Set exercise:
From the listing below, pull out all lines with "JSON" in them.

Raw records:
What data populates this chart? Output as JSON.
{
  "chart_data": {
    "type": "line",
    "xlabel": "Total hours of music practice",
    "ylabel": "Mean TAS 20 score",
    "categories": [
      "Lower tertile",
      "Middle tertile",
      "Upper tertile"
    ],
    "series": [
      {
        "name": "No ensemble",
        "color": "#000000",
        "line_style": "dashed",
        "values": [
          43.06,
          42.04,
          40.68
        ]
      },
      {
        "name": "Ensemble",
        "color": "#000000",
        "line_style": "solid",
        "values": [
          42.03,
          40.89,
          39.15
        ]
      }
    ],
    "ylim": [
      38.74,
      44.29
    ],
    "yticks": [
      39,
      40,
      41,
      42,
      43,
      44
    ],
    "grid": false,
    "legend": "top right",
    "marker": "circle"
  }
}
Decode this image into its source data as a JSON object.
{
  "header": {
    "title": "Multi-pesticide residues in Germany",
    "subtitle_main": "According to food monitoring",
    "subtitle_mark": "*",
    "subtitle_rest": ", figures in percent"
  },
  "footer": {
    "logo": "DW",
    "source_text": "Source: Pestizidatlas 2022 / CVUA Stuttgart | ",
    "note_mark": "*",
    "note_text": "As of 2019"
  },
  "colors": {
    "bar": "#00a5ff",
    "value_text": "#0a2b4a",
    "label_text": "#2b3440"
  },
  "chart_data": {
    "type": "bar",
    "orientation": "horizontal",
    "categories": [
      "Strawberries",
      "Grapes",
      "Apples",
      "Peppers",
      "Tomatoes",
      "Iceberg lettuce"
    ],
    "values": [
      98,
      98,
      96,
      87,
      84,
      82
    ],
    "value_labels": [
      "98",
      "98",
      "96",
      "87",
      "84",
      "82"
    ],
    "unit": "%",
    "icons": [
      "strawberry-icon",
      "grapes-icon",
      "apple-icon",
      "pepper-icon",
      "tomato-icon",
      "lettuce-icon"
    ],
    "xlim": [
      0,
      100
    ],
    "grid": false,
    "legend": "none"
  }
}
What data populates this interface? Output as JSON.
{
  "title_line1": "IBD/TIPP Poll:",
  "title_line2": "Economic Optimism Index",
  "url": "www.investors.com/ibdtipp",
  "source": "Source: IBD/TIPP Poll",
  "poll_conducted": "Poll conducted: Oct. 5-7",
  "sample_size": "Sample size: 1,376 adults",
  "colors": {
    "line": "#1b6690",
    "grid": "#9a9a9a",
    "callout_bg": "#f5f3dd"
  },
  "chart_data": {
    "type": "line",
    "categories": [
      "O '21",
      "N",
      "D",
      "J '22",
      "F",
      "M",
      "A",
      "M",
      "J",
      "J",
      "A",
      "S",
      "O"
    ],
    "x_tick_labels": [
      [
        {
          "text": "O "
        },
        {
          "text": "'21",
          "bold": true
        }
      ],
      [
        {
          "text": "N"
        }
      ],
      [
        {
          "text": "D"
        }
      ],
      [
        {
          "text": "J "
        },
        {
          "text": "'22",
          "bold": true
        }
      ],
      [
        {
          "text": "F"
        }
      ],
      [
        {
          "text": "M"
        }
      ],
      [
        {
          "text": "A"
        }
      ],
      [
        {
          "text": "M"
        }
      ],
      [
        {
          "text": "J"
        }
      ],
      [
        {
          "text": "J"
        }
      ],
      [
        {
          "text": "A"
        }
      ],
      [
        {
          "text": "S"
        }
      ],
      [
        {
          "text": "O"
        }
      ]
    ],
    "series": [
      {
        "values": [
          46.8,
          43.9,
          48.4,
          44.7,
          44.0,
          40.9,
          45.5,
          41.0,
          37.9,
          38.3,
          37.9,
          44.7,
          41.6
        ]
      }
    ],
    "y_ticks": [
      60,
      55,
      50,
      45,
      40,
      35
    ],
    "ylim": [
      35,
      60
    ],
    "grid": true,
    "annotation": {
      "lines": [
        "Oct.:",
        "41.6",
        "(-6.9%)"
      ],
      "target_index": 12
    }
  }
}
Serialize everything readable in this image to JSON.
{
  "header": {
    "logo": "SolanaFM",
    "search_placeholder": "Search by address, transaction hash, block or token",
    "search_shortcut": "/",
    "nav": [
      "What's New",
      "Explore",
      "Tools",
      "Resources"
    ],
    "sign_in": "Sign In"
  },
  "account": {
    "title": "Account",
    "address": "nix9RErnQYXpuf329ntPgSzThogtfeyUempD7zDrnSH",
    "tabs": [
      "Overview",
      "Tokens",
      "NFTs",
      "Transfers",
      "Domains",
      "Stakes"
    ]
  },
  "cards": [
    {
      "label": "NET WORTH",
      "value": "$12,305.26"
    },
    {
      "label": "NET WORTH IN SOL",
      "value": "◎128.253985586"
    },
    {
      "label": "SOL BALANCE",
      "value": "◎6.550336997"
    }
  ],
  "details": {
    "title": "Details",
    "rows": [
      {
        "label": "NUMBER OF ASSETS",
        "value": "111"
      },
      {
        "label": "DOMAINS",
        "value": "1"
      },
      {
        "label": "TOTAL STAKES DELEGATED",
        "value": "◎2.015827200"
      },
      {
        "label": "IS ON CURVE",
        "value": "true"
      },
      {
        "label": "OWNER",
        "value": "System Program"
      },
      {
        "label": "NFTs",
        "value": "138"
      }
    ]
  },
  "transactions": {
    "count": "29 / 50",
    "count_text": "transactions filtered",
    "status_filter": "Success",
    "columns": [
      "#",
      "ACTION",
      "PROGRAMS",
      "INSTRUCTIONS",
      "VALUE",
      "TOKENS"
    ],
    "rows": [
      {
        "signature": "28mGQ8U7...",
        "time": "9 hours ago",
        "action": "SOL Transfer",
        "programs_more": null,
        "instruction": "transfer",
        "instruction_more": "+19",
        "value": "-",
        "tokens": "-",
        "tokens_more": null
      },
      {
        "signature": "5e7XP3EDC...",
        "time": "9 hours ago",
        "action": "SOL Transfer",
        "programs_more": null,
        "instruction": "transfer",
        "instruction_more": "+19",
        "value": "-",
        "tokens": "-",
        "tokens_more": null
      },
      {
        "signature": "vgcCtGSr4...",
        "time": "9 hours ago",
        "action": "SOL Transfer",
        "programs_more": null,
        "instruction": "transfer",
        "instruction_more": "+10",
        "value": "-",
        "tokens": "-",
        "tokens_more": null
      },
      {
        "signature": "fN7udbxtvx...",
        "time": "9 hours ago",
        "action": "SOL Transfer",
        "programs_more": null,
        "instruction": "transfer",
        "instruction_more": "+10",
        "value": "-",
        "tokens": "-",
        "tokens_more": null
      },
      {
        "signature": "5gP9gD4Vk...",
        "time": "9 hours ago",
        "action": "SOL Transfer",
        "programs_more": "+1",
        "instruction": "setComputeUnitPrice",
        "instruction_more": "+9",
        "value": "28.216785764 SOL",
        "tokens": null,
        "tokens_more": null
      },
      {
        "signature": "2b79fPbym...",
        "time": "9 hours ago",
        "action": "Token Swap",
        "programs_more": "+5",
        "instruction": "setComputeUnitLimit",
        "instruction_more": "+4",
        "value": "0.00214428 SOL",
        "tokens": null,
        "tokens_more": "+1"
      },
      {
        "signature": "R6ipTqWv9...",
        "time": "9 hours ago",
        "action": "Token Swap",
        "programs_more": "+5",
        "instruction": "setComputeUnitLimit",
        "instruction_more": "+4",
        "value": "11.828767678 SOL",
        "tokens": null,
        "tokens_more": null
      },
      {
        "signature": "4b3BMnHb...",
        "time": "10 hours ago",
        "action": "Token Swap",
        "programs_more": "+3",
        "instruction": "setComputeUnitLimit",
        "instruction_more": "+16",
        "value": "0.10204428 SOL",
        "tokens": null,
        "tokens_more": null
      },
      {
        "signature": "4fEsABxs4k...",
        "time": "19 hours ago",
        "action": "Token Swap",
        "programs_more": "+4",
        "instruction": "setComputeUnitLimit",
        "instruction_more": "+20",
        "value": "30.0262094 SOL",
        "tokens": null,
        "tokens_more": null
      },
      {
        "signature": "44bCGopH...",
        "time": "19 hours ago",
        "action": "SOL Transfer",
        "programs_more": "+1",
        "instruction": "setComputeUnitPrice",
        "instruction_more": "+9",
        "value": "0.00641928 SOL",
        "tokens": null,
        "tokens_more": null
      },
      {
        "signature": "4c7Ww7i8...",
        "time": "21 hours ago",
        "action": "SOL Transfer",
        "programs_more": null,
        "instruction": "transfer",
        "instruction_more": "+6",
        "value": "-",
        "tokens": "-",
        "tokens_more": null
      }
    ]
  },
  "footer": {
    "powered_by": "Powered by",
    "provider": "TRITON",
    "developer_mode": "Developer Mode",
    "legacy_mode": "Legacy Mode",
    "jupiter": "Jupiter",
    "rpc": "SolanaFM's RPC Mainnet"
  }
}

Task solution:
What data populates this chart? Output as JSON.
Decode this image into its source data as a JSON object.
What data populates this interface? Output as JSON.
Serialize everything readable in this image to JSON.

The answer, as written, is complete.